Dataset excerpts
'''

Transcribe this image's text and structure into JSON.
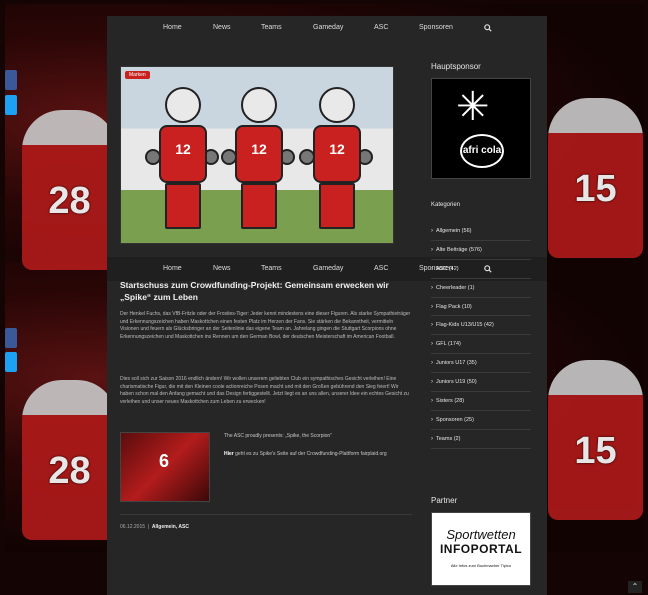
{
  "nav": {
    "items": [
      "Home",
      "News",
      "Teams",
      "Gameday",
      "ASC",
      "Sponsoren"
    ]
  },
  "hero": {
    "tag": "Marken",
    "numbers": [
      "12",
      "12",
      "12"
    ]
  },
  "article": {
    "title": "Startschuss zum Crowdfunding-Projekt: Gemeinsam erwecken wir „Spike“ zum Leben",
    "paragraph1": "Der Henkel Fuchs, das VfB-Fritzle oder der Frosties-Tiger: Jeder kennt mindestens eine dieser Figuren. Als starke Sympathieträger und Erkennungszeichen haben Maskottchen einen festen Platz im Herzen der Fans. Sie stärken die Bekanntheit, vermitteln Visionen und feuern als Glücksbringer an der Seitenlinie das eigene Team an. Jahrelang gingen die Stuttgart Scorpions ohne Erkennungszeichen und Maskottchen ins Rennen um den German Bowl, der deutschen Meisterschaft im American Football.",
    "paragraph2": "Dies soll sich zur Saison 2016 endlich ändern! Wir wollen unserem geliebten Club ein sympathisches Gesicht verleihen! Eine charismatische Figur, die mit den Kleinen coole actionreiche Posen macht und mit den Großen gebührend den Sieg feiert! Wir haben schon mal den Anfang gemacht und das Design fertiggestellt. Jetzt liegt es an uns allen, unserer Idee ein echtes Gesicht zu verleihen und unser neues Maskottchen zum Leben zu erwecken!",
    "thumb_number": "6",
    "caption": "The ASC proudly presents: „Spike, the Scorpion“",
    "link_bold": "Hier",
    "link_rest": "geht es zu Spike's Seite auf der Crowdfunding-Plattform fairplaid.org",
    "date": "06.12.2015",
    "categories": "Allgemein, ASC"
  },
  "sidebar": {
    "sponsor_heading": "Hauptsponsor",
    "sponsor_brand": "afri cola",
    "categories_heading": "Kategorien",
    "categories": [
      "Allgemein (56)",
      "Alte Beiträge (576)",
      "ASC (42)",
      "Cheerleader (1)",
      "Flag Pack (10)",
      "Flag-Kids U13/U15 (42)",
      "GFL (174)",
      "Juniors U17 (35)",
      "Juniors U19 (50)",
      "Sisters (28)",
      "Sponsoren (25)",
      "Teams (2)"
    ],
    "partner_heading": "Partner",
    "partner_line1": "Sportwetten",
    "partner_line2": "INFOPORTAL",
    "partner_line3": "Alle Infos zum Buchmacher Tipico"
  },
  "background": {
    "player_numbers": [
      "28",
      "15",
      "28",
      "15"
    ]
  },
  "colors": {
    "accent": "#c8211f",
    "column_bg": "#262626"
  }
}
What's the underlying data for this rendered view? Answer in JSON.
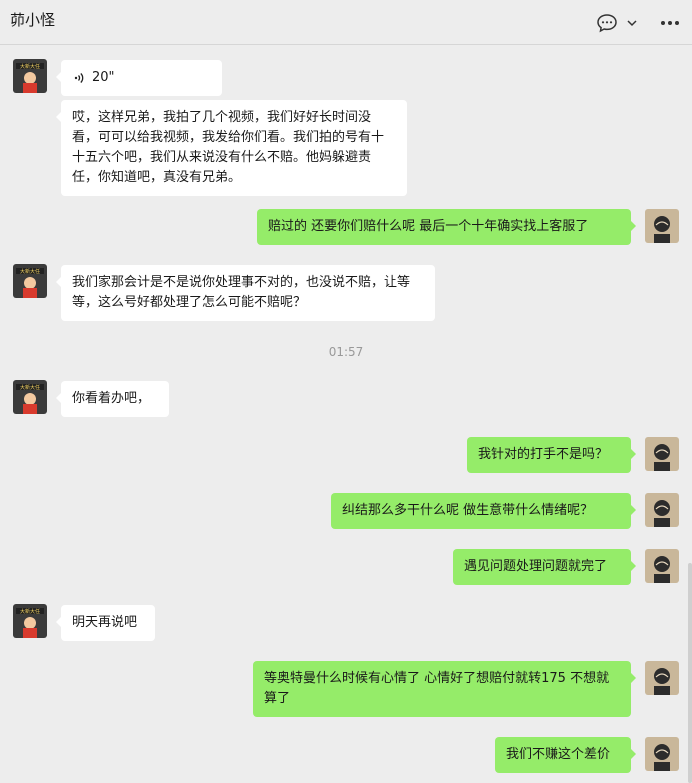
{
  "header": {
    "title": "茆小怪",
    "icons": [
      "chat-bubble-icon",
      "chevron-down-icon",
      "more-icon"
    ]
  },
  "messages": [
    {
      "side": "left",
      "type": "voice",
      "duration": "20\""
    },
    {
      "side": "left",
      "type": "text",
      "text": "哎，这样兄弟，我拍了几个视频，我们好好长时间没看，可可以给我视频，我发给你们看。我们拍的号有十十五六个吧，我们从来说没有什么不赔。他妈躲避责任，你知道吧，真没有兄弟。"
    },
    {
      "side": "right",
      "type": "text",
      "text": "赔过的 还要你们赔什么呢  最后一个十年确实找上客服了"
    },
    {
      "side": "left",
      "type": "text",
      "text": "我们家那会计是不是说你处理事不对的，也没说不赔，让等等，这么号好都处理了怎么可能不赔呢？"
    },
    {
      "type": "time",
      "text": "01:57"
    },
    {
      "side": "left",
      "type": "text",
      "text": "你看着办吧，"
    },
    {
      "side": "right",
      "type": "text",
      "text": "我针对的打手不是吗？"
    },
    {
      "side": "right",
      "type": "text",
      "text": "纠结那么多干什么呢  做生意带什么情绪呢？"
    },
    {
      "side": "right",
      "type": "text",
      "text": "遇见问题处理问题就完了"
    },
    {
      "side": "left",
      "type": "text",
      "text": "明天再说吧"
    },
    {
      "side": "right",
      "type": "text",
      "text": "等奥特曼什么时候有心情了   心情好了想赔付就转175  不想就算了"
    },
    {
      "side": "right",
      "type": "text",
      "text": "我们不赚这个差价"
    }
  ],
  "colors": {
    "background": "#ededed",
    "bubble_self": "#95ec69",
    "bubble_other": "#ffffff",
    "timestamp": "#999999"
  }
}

'''

* _What to work on_:
Report only the number of lines in the listing that contain the word "Spike".

* _Solution to this exercise_:
3